Copy out the records below line for line without changing anything, but leave out the pictures.

————————

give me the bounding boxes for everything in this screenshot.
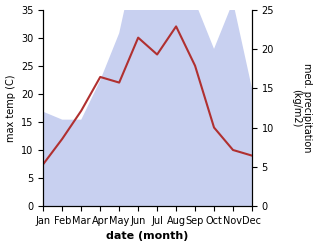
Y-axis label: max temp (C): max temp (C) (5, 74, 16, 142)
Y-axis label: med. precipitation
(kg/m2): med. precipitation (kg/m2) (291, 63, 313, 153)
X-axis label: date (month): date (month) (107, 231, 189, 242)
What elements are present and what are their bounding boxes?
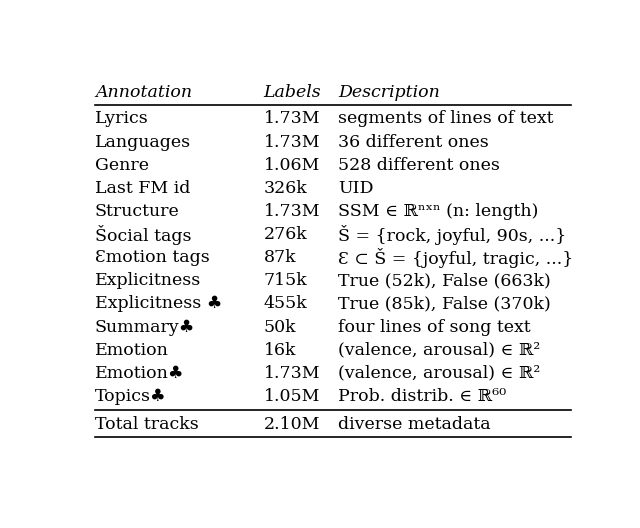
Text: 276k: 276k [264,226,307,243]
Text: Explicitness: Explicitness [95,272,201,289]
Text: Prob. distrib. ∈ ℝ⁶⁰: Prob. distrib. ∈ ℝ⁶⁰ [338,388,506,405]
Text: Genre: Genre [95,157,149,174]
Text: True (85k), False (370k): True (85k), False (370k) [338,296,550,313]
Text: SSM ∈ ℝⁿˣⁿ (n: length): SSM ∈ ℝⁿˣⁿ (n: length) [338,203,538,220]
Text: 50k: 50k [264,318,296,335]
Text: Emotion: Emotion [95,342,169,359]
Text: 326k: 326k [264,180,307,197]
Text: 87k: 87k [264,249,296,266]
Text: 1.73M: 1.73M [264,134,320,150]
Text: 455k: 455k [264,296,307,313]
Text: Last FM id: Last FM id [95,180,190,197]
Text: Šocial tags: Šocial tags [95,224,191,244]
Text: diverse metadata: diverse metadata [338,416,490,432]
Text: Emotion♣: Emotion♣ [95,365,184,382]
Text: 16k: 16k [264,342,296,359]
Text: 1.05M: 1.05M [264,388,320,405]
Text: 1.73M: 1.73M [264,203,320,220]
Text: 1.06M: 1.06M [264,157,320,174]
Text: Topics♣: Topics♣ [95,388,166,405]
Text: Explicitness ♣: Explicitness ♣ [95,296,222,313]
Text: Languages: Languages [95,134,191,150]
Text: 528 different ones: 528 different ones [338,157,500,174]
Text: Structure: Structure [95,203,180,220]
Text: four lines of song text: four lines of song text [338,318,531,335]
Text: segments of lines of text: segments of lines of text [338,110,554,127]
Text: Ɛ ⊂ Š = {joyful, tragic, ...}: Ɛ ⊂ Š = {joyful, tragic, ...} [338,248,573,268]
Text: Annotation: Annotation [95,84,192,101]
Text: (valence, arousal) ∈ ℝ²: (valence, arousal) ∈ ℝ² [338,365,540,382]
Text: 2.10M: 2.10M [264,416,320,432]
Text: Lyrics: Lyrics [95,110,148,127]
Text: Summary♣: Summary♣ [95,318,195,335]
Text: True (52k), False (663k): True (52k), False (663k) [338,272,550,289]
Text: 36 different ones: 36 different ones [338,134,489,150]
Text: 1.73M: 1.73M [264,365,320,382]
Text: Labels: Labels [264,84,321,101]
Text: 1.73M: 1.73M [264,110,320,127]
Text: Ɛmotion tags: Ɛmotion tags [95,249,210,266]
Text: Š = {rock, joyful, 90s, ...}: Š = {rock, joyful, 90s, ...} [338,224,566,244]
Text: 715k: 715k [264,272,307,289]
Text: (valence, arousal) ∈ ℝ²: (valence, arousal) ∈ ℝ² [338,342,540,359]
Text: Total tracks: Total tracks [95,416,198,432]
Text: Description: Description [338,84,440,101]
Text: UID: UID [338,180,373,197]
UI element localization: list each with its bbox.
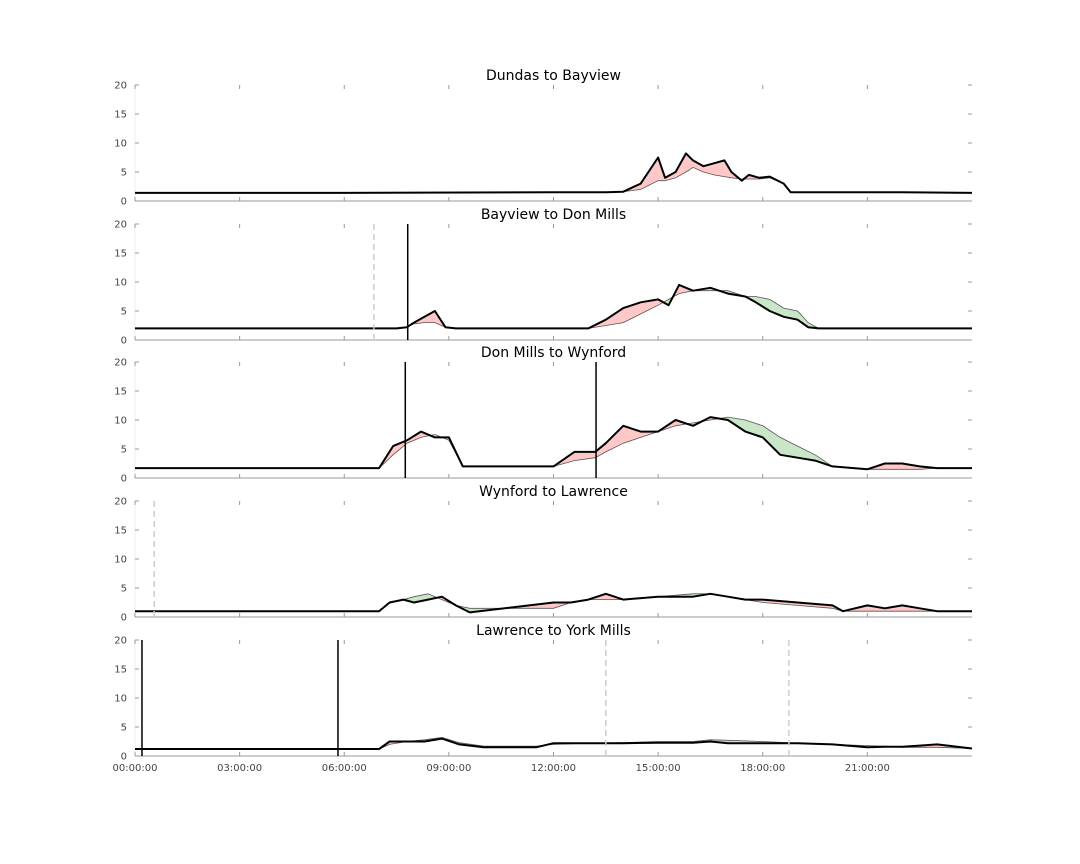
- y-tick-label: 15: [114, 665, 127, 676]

————————

• COMPLETED EXERCISE:
give me the bounding boxes for everything in this screenshot.
Y-axis label: max temp (C): max temp (C) (5, 74, 16, 142)
Y-axis label: med. precipitation
(kg/m2): med. precipitation (kg/m2) (291, 63, 313, 153)
X-axis label: date (month): date (month) (107, 231, 189, 242)
What elements are present and what are their bounding boxes?
Text: 276k: 276k [264,226,307,243]
Text: Explicitness: Explicitness [95,272,201,289]
Text: Prob. distrib. ∈ ℝ⁶⁰: Prob. distrib. ∈ ℝ⁶⁰ [338,388,506,405]
Text: Genre: Genre [95,157,149,174]
Text: True (85k), False (370k): True (85k), False (370k) [338,296,550,313]
Text: SSM ∈ ℝⁿˣⁿ (n: length): SSM ∈ ℝⁿˣⁿ (n: length) [338,203,538,220]
Text: 50k: 50k [264,318,296,335]
Text: Emotion: Emotion [95,342,169,359]
Text: 326k: 326k [264,180,307,197]
Text: 87k: 87k [264,249,296,266]
Text: 1.73M: 1.73M [264,134,320,150]
Text: 455k: 455k [264,296,307,313]
Text: Last FM id: Last FM id [95,180,190,197]
Text: Šocial tags: Šocial tags [95,224,191,244]
Text: diverse metadata: diverse metadata [338,416,490,432]
Text: Emotion♣: Emotion♣ [95,365,184,382]
Text: 16k: 16k [264,342,296,359]
Text: 1.05M: 1.05M [264,388,320,405]
Text: 1.73M: 1.73M [264,203,320,220]
Text: 1.06M: 1.06M [264,157,320,174]
Text: Topics♣: Topics♣ [95,388,166,405]
Text: Explicitness ♣: Explicitness ♣ [95,296,222,313]
Text: Languages: Languages [95,134,191,150]
Text: 528 different ones: 528 different ones [338,157,500,174]
Text: Structure: Structure [95,203,180,220]
Text: four lines of song text: four lines of song text [338,318,531,335]
Text: segments of lines of text: segments of lines of text [338,110,554,127]
Text: Ɛ ⊂ Š = {joyful, tragic, ...}: Ɛ ⊂ Š = {joyful, tragic, ...} [338,248,573,268]
Text: Annotation: Annotation [95,84,192,101]
Text: (valence, arousal) ∈ ℝ²: (valence, arousal) ∈ ℝ² [338,365,540,382]
Text: 2.10M: 2.10M [264,416,320,432]
Text: Lyrics: Lyrics [95,110,148,127]
Text: Summary♣: Summary♣ [95,318,195,335]
Text: True (52k), False (663k): True (52k), False (663k) [338,272,550,289]
Text: 36 different ones: 36 different ones [338,134,489,150]
Text: 1.73M: 1.73M [264,365,320,382]
Text: Labels: Labels [264,84,321,101]
Text: 1.73M: 1.73M [264,110,320,127]
Text: Ɛmotion tags: Ɛmotion tags [95,249,210,266]
Text: Š = {rock, joyful, 90s, ...}: Š = {rock, joyful, 90s, ...} [338,224,566,244]
Text: 715k: 715k [264,272,307,289]
Text: (valence, arousal) ∈ ℝ²: (valence, arousal) ∈ ℝ² [338,342,540,359]
Text: Total tracks: Total tracks [95,416,198,432]
Text: Description: Description [338,84,440,101]
Text: UID: UID [338,180,373,197]
UI element localization: list each with its bbox.
- y-tick-label: 15: [114, 665, 127, 676]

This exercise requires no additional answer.